TASK REQUIREMENTS: Among the lines below, list those containing the string "номным".

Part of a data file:
──────────────────────────────

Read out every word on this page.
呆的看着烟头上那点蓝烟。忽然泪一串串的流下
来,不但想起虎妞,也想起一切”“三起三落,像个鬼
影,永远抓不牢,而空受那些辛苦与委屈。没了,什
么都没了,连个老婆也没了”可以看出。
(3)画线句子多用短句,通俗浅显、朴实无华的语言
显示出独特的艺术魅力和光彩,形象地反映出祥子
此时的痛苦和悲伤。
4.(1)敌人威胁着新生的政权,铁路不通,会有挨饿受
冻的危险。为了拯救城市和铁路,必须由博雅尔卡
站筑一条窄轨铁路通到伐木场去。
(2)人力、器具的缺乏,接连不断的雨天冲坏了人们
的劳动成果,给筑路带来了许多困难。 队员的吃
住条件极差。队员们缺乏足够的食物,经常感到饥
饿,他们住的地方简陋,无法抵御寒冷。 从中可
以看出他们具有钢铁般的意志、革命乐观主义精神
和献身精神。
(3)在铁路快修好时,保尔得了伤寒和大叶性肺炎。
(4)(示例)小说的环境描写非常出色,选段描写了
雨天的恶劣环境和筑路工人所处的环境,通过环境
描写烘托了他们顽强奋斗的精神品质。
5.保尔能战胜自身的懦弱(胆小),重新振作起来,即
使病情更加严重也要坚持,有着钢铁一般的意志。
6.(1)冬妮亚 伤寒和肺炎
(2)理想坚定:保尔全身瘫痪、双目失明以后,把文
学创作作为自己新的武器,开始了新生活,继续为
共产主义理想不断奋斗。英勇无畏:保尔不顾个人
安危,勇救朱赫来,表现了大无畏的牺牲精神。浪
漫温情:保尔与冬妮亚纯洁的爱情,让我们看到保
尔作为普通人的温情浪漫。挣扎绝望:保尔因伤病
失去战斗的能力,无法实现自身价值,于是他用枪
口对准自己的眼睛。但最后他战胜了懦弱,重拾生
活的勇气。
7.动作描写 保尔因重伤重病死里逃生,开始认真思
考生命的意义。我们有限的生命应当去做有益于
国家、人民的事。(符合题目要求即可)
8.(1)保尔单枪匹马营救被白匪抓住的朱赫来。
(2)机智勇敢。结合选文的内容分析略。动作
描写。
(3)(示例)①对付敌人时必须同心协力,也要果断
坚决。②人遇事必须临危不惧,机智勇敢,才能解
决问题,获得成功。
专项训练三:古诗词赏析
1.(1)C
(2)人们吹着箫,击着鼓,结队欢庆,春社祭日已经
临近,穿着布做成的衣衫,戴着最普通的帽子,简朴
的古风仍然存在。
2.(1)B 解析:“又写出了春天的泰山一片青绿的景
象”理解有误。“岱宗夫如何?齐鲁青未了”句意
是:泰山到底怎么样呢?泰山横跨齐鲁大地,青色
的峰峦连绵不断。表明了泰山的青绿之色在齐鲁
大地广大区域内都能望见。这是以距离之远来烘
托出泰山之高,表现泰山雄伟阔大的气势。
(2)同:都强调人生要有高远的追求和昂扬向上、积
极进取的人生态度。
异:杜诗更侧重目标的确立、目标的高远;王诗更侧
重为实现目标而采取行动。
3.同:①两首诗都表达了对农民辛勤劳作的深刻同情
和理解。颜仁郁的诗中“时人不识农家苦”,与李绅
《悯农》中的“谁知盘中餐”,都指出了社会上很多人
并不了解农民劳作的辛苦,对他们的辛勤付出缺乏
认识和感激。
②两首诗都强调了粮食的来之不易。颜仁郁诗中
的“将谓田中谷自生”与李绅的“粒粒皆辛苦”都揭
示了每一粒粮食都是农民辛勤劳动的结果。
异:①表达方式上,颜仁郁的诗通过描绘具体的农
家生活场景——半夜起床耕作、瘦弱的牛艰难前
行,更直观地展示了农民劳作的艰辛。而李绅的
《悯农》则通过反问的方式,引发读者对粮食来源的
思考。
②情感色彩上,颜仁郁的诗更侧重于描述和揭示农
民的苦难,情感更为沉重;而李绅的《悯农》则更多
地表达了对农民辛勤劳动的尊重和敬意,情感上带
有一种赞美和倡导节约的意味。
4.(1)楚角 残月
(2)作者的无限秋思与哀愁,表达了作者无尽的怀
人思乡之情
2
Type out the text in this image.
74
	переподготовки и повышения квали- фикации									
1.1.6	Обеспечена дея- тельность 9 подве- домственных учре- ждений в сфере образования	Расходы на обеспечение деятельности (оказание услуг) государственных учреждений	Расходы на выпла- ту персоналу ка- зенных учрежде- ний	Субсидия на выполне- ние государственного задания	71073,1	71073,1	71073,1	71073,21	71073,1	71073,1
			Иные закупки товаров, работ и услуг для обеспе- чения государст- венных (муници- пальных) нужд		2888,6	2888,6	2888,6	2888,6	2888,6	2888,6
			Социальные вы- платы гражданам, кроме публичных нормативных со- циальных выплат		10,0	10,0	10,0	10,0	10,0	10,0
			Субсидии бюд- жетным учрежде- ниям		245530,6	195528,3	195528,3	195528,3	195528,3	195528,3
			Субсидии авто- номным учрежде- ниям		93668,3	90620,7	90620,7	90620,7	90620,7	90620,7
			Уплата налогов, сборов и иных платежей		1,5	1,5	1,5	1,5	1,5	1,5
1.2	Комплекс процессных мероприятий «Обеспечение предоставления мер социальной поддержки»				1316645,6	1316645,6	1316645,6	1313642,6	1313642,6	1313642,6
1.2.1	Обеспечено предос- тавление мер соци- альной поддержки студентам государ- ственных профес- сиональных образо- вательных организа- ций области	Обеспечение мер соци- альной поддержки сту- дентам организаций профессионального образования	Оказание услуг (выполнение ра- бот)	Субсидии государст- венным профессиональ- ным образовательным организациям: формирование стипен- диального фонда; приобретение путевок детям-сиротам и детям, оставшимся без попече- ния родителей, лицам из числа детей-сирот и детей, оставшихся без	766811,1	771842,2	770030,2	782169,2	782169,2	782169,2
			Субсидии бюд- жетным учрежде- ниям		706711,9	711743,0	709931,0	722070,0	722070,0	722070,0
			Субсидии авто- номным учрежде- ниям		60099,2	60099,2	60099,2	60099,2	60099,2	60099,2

──────────────────────────────

THE REPLY:
			Субсидии авто- номным учрежде- ниям		93668,3	90620,7	90620,7	90620,7	90620,7	90620,7
			Субсидии авто- номным учрежде- ниям		60099,2	60099,2	60099,2	60099,2	60099,2	60099,2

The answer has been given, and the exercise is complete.